*Given task*.
Read the records below and copy each line that contains "кори".

╭─ Material for the task

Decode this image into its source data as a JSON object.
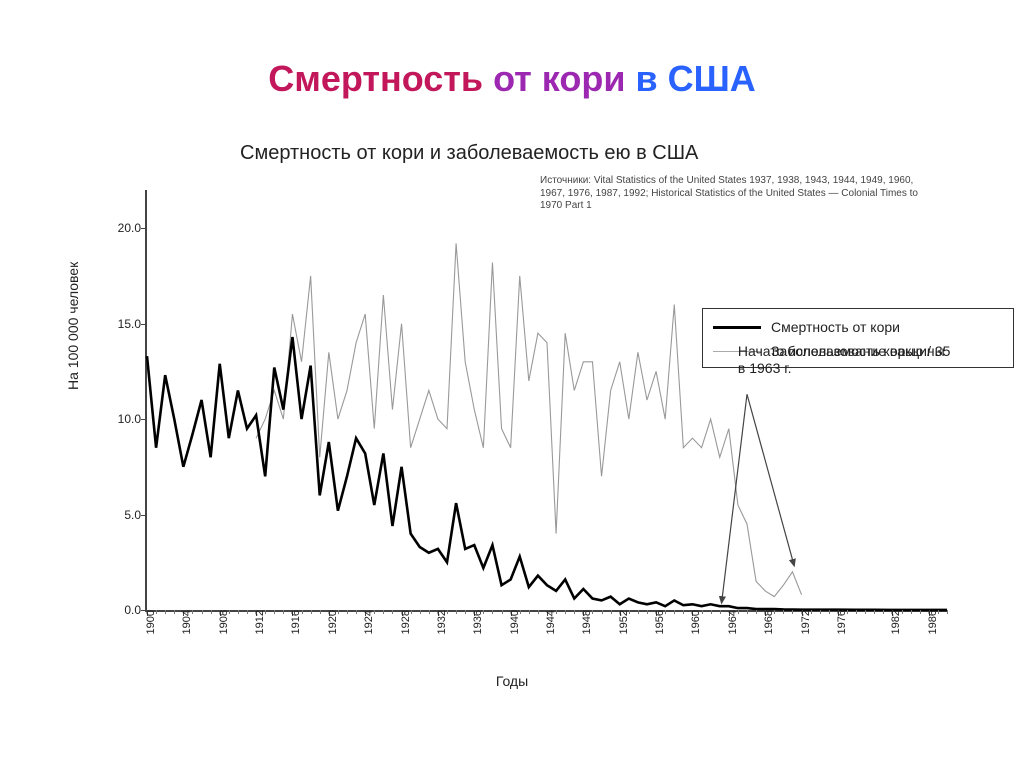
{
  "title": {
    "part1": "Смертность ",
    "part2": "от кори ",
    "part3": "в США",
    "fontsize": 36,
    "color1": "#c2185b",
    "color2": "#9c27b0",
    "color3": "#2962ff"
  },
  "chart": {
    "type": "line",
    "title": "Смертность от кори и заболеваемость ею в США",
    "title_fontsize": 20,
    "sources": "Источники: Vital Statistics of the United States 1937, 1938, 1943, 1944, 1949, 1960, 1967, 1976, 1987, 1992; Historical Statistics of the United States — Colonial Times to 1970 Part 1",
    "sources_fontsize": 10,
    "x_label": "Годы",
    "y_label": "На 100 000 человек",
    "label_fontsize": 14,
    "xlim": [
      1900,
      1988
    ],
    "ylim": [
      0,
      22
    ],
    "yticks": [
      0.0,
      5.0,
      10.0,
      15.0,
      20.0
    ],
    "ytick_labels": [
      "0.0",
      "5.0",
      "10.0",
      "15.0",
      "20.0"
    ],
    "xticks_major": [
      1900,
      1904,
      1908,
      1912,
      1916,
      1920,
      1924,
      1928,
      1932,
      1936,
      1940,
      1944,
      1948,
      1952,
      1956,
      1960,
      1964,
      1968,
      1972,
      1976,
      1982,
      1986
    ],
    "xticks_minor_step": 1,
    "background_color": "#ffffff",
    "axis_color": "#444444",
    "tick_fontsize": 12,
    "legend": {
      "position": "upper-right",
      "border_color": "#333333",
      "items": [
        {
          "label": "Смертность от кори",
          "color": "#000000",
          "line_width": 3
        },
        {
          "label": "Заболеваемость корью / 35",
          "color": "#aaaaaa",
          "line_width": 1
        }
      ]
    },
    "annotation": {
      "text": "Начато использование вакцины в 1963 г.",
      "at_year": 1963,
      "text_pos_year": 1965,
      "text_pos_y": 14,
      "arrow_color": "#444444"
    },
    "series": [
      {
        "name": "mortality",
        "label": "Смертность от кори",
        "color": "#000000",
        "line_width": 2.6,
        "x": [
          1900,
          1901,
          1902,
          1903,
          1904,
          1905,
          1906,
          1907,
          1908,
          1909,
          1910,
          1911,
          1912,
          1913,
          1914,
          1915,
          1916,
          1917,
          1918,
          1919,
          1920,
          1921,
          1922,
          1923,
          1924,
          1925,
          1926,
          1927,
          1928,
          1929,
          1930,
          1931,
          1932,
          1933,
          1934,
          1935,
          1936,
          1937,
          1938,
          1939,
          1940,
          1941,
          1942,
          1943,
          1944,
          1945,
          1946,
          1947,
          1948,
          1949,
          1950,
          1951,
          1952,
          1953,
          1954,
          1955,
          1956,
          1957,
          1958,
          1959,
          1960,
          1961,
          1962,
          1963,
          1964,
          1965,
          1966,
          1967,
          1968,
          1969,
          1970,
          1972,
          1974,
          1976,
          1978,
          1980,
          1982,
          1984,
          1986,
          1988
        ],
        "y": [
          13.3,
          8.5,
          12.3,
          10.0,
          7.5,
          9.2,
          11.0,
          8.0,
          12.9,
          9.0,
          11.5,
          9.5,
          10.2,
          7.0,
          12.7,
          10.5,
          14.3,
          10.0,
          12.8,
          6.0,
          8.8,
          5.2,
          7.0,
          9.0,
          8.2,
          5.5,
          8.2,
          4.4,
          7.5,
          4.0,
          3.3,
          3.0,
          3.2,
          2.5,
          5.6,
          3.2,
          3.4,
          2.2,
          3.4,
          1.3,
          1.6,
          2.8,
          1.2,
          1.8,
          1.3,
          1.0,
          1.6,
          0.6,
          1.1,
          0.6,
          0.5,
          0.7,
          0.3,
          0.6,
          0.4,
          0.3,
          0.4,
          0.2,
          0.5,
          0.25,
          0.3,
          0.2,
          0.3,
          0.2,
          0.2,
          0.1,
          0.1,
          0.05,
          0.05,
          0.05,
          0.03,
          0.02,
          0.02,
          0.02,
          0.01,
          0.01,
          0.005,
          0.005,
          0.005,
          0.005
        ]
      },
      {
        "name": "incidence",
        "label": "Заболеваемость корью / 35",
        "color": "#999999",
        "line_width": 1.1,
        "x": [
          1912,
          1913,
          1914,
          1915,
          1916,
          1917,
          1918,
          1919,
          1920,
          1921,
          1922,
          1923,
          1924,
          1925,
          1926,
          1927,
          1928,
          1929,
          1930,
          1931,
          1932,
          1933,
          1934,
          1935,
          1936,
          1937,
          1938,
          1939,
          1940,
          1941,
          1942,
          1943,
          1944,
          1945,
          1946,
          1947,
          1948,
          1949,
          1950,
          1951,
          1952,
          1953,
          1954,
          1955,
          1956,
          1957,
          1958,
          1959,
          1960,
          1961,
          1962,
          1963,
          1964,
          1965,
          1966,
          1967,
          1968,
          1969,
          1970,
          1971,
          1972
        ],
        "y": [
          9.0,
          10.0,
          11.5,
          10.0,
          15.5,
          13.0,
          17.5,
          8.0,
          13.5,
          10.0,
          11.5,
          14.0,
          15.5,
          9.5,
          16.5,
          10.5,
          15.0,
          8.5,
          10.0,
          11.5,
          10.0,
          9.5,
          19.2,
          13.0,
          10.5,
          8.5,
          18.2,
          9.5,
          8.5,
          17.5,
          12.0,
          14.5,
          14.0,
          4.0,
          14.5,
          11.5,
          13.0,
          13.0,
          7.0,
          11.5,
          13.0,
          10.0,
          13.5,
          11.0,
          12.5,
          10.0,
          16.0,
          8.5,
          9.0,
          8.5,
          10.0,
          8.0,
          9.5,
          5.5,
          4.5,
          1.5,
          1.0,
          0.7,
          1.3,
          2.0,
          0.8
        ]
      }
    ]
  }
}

╰─

*Result below*.
    "part2": "от кори ",
    "title": "Смертность от кори и заболеваемость ею в США",
          "label": "Смертность от кори",
        "label": "Смертность от кори",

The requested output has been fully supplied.